**INSTRUCTIONS FOR THE TASK:** Return all lines that include the string "between".

- - -

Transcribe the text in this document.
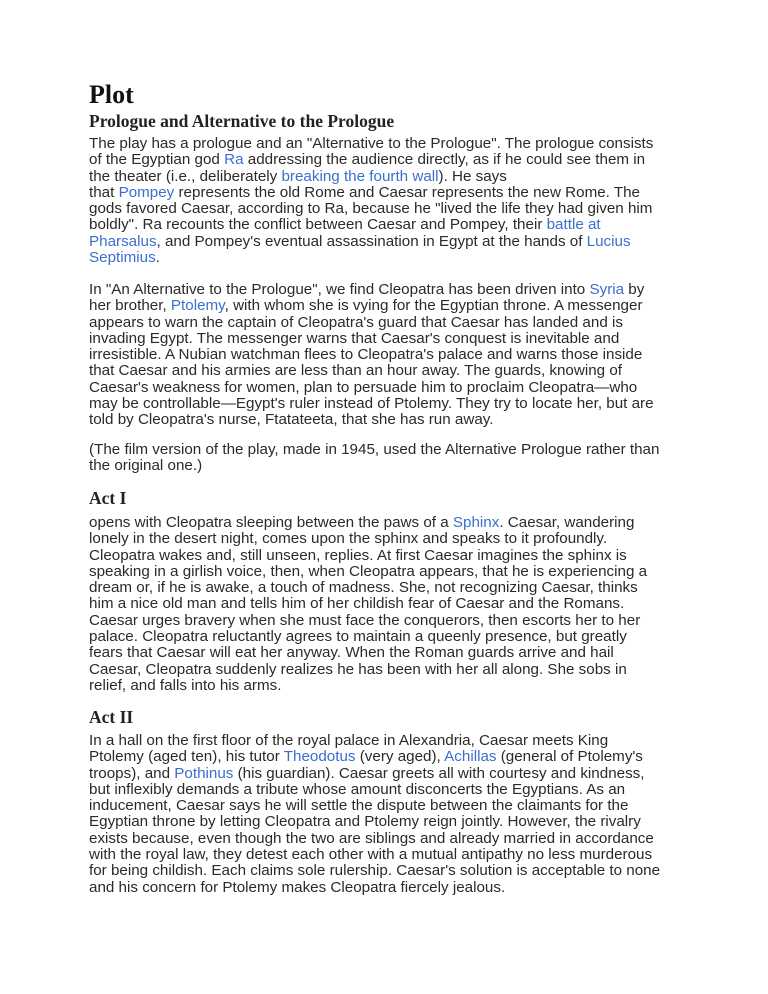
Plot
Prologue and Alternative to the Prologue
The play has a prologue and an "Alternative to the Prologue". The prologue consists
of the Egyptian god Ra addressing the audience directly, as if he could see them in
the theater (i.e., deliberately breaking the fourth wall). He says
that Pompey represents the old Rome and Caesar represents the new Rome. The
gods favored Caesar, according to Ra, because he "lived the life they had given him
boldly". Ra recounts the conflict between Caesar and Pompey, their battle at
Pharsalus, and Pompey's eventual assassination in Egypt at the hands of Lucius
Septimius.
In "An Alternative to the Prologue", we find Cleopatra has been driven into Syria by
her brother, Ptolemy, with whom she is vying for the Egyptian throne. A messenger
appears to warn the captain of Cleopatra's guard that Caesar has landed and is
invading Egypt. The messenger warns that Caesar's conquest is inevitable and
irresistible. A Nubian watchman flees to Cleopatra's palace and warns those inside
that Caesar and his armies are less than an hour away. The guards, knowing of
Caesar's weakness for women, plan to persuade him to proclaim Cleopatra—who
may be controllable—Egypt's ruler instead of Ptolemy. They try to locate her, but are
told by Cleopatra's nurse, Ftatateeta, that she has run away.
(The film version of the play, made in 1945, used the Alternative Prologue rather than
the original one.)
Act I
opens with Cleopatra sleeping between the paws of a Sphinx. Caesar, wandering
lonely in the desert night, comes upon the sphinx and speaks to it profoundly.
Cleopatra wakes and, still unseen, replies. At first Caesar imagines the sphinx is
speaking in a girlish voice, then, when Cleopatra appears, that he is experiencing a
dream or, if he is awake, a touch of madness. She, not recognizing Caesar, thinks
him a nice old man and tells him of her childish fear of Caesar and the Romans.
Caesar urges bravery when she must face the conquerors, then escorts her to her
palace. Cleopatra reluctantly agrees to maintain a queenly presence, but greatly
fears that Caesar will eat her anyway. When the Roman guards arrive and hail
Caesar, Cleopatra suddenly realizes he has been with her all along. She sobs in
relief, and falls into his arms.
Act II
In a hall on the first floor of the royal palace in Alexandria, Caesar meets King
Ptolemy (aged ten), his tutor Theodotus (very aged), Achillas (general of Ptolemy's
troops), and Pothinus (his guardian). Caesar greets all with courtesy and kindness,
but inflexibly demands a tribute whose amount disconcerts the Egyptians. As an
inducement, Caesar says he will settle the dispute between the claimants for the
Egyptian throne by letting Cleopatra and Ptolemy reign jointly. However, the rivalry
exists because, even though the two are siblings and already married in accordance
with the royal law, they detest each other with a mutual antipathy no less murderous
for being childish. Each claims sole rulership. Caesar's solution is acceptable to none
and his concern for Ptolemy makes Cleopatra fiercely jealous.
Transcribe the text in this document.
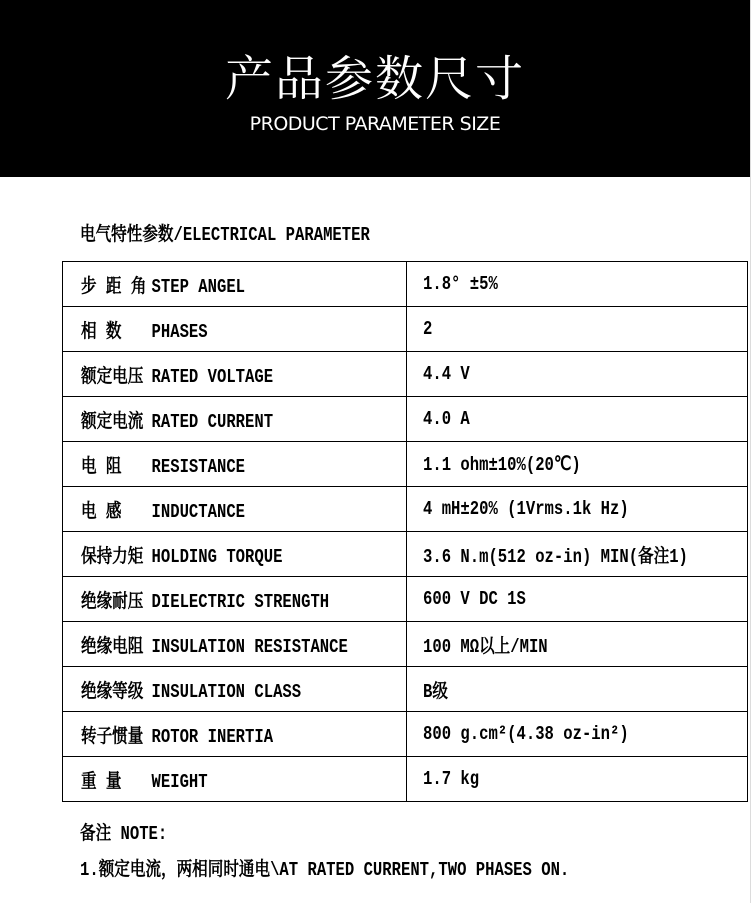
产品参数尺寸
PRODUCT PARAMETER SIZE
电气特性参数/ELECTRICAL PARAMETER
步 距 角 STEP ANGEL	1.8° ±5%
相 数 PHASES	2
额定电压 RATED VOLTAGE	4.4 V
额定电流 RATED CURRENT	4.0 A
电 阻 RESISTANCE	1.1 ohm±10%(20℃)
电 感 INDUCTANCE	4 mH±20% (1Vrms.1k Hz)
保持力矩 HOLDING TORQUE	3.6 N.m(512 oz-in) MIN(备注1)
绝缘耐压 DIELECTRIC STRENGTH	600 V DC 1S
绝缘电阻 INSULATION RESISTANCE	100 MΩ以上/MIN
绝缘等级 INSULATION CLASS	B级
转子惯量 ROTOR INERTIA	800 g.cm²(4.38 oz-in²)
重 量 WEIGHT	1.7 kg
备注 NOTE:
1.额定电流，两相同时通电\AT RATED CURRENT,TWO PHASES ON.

- - -

**THE ANSWER:**
boldly". Ra recounts the conflict between Caesar and Pompey, their battle at
opens with Cleopatra sleeping between the paws of a Sphinx. Caesar, wandering
inducement, Caesar says he will settle the dispute between the claimants for the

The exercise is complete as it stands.